● **Directive**
Copy the data precisely, keeping every character.

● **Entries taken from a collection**
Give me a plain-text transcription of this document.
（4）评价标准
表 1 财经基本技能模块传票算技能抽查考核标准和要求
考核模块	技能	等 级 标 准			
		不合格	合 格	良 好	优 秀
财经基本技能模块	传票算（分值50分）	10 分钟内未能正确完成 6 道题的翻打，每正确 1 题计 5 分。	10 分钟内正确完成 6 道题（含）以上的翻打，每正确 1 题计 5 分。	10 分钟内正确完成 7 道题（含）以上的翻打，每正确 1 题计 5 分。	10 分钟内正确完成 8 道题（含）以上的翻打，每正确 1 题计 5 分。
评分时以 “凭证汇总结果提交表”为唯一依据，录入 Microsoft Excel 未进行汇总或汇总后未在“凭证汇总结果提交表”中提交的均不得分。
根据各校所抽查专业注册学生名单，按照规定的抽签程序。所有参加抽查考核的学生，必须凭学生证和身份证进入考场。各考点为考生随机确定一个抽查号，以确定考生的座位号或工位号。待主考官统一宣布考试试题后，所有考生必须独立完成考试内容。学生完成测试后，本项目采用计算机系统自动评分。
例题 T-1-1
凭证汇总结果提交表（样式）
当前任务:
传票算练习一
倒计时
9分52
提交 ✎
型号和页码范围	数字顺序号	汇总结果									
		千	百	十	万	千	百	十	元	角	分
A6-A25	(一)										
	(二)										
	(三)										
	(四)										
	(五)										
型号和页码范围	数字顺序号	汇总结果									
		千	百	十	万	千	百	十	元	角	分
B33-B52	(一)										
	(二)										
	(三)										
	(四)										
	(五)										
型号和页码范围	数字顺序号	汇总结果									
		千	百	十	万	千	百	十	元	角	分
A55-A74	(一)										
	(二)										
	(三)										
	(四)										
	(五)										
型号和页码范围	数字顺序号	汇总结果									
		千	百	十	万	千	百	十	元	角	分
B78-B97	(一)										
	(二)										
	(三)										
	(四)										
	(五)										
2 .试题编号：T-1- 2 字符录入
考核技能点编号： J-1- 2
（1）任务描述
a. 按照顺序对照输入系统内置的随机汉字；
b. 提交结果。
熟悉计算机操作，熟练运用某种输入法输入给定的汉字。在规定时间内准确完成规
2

● **Problem solution**
Give me a plain-text transcription of this document.
（4）评价标准
表 1 财经基本技能模块传票算技能抽查考核标准和要求
考核模块	技能	等 级 标 准			
		不合格	合 格	良 好	优 秀
财经基本技能模块	传票算（分值50分）	10 分钟内未能正确完成 6 道题的翻打，每正确 1 题计 5 分。	10 分钟内正确完成 6 道题（含）以上的翻打，每正确 1 题计 5 分。	10 分钟内正确完成 7 道题（含）以上的翻打，每正确 1 题计 5 分。	10 分钟内正确完成 8 道题（含）以上的翻打，每正确 1 题计 5 分。
评分时以 “凭证汇总结果提交表”为唯一依据，录入 Microsoft Excel 未进行汇总或汇总后未在“凭证汇总结果提交表”中提交的均不得分。
根据各校所抽查专业注册学生名单，按照规定的抽签程序。所有参加抽查考核的学生，必须凭学生证和身份证进入考场。各考点为考生随机确定一个抽查号，以确定考生的座位号或工位号。待主考官统一宣布考试试题后，所有考生必须独立完成考试内容。学生完成测试后，本项目采用计算机系统自动评分。
例题 T-1-1
凭证汇总结果提交表（样式）
当前任务:
传票算练习一
倒计时
9分52
提交 ✎
型号和页码范围	数字顺序号	汇总结果									
		千	百	十	万	千	百	十	元	角	分
A6-A25	(一)										
	(二)										
	(三)										
	(四)										
	(五)										
型号和页码范围	数字顺序号	汇总结果									
		千	百	十	万	千	百	十	元	角	分
B33-B52	(一)										
	(二)										
	(三)										
	(四)										
	(五)										
型号和页码范围	数字顺序号	汇总结果									
		千	百	十	万	千	百	十	元	角	分
A55-A74	(一)										
	(二)										
	(三)										
	(四)										
	(五)										
型号和页码范围	数字顺序号	汇总结果									
		千	百	十	万	千	百	十	元	角	分
B78-B97	(一)										
	(二)										
	(三)										
	(四)										
	(五)										
2 .试题编号：T-1- 2 字符录入
考核技能点编号： J-1- 2
（1）任务描述
a. 按照顺序对照输入系统内置的随机汉字；
b. 提交结果。
熟悉计算机操作，熟练运用某种输入法输入给定的汉字。在规定时间内准确完成规
2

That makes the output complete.